Text:
┌──

The only beer that Guinness manufacture is a product called "Black lager" which is only available in N.I, Guinness itself is not a beer but a porter or a stout.


----------



## Sallow (Sep 14, 2011)

LumpyPostage said:


> China.



They are okay. Very refreshing and light.


----------



## Sallow (Sep 14, 2011)

iamwhatiseem said:


> Belgium and Germany have some extraordinary beers...but then so does America...I have had some outstanding beer at breweries.
> 
> However - the lionshare of American beer is bitter swill.
> I just can't believe the most popular beers in America are such utter crap.



Micro-breweries have some pretty good beers. And surprisingly enough some American beers are getting better. I was surprised to learn that "BlueMoon" was made by Coors.


----------



## Iridescence (Sep 14, 2011)

_I had always thought:_

Samuel Adams - America's World Class Beer

_but I *really* like:_

Sierra Nevada Brewing Co.


----------



## pgm (Sep 14, 2011)

The two best are Czech Republic and Belgium. I'm not sure which I prefer, but these are definitely the best.

America's microbrews are great, but most of the macros are swill (I like Blue Moon and a couple others, but this is a general rule). I can't think of a great Canadian beer.


----------



## Swagger (Sep 14, 2011)

I simply can't favour any country in western Europe, but I will say that beer made in Belgium, Germany, Holland and France is far better than anything you'll find brewed in the UK or Ireland. The Europeans have been doing it for a long, long time and have perfected an almost perfect method. I'd challenge you to find me anyone in the UK that prefers lager brewed here over anything from the continent.

And before anyone here comes back at me with, 'oh, but what about English ale', let me say now that it's all a bit too hyped-up. People only really drink English ale to impress others (usually their girlfriend's parents - been there, done that) by gushing over all the supposedly subtle flavours, blah, blah, blah. It's often nothing special but will always leave you with a slightly metalic after taste. Even the Romans have been documented as declaring our beer/ale was shit.


----------



## bill5 (Sep 14, 2011)

mawlarky said:


> The only beer that Guinness manufacture is a product called "Black lager" which is only available in N.I, Guinness itself is not a beer but a porter or a stout.


?  Porters and stouts are beers.  Maybe you mean "lager" vs "beer"-?


----------



## Iridescence (Sep 14, 2011)

*pissed* My laptop's mouse pad is so sensitive it jumps me from screen to screen! 

I haven't been exposed to many variations of beer. I favor Samuel Adams and Sierra Nevada because certain SAs and SNs have similar tastes... Kinda like a grapefruity base. I don't have a clue about the brewings of beer or of moonshine, regardless of being from WV. I do know the moonshine bought in stores are not comparable to what had been available years ago and if *I* can drink a fifth alone without chasers then they may need a bit more kick. 

Good beer is VERY important to a country's entire population, even to those who stand staunchly against such.


----------

└──

Requirement: Reproduce word for word the part of the beer thread that opens with the words containing "Sierra Nevada Brewing" and closes with "great Canadian beer.".

Supplied entries:
┌──

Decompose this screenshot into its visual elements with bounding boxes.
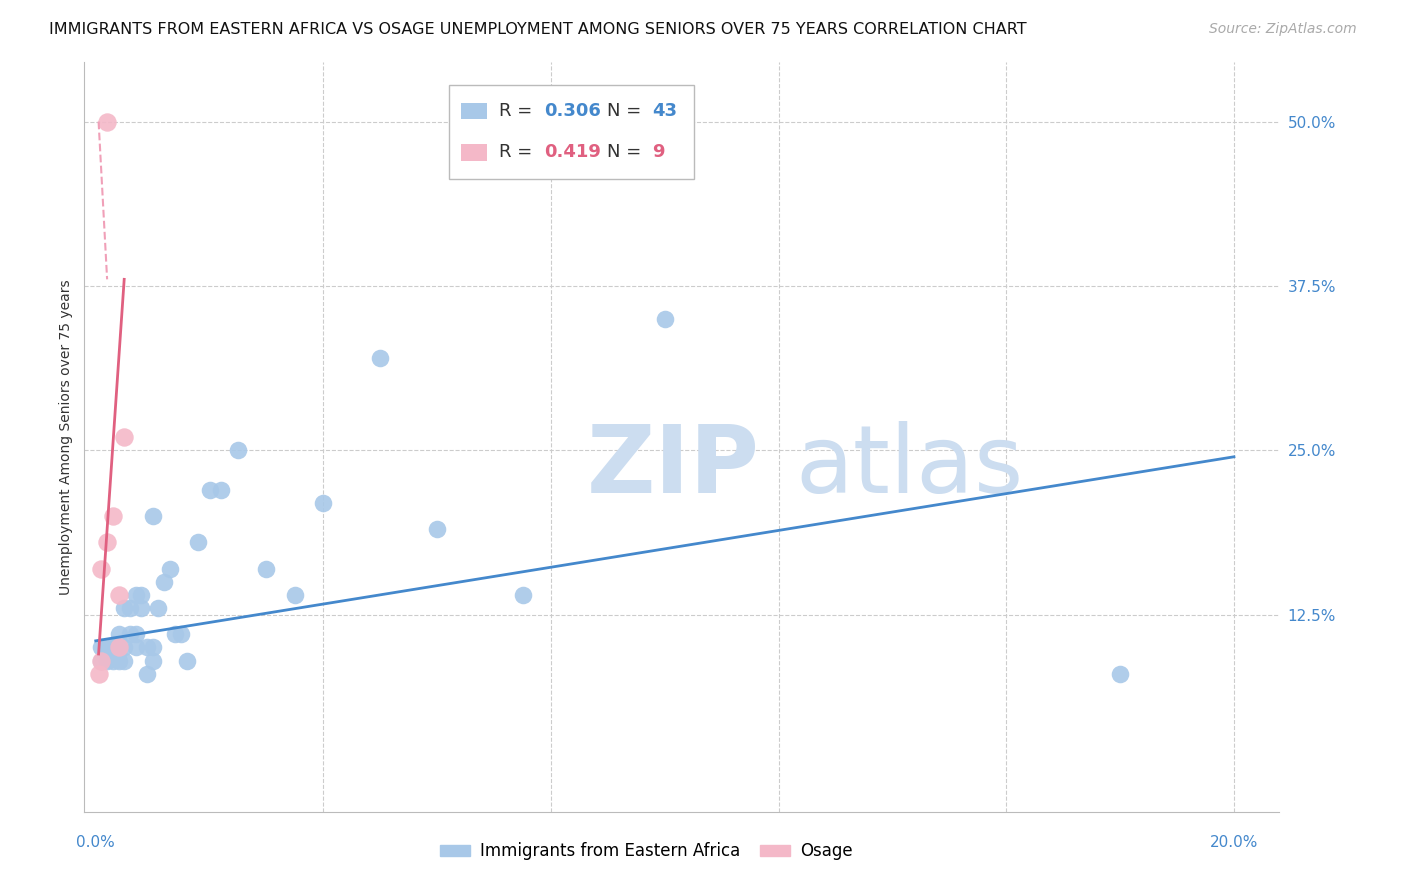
Point (96, 535, 118, 549)
Point (165, 627, 187, 641)
Point (256, 561, 278, 575)
Point (90, 561, 112, 575)
Text: N =: N = (606, 144, 647, 161)
Point (148, 601, 170, 615)
Point (90, 654, 112, 668)
Point (96, 114, 118, 128)
Point (112, 430, 135, 444)
Point (284, 588, 307, 602)
Point (112, 640, 135, 655)
Text: 43: 43 (652, 103, 678, 120)
Text: atlas: atlas (796, 421, 1024, 513)
Point (142, 640, 165, 655)
Point (187, 535, 209, 549)
Point (136, 666, 159, 681)
Text: R =: R = (499, 103, 538, 120)
Point (176, 654, 198, 668)
Point (209, 483, 232, 497)
Legend: Immigrants from Eastern Africa, Osage: Immigrants from Eastern Africa, Osage (433, 836, 859, 867)
Point (112, 654, 135, 668)
Point (159, 561, 181, 575)
Text: 9: 9 (652, 144, 665, 161)
Point (124, 627, 146, 641)
Y-axis label: Unemployment Among Seniors over 75 years: Unemployment Among Seniors over 75 years (59, 279, 73, 595)
Point (226, 443, 249, 458)
Point (124, 588, 146, 602)
Text: 20.0%: 20.0% (1209, 836, 1258, 850)
Point (118, 601, 141, 615)
Point (96, 654, 118, 668)
Point (512, 588, 534, 602)
Text: 0.419: 0.419 (544, 144, 602, 161)
Point (90, 640, 112, 655)
Point (101, 654, 124, 668)
Point (153, 574, 176, 589)
Point (101, 640, 124, 655)
Text: 0.306: 0.306 (544, 103, 602, 120)
Point (118, 627, 141, 641)
Point (101, 508, 124, 523)
Point (368, 351, 391, 366)
Point (136, 640, 159, 655)
Point (654, 311, 676, 326)
Point (90, 654, 112, 668)
Point (87, 666, 110, 681)
Text: ZIP: ZIP (586, 421, 759, 513)
Point (142, 508, 165, 523)
Point (129, 601, 152, 615)
Text: 0.0%: 0.0% (76, 836, 115, 850)
Point (107, 640, 129, 655)
Point (124, 640, 146, 655)
Point (107, 654, 129, 668)
Point (107, 640, 129, 655)
Point (112, 601, 135, 615)
FancyBboxPatch shape (449, 85, 695, 178)
FancyBboxPatch shape (461, 145, 486, 161)
Text: Source: ZipAtlas.com: Source: ZipAtlas.com (1209, 22, 1357, 37)
Point (96, 640, 118, 655)
Point (312, 496, 335, 510)
FancyBboxPatch shape (461, 103, 486, 120)
Point (129, 588, 152, 602)
Point (198, 483, 221, 497)
Point (142, 654, 165, 668)
Text: IMMIGRANTS FROM EASTERN AFRICA VS OSAGE UNEMPLOYMENT AMONG SENIORS OVER 75 YEARS: IMMIGRANTS FROM EASTERN AFRICA VS OSAGE … (49, 22, 1026, 37)
Text: R =: R = (499, 144, 538, 161)
Point (101, 640, 124, 655)
Point (1109, 666, 1132, 681)
Point (107, 627, 129, 641)
Point (107, 588, 129, 602)
Point (426, 522, 449, 536)
Point (170, 627, 193, 641)
Text: N =: N = (606, 103, 647, 120)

└──

Finished exercise:
Sierra Nevada Brewing Co.


----------



## pgm (Sep 14, 2011)

The two best are Czech Republic and Belgium. I'm not sure which I prefer, but these are definitely the best.

America's microbrews are great, but most of the macros are swill (I like Blue Moon and a couple others, but this is a general rule). I can't think of a great Canadian beer.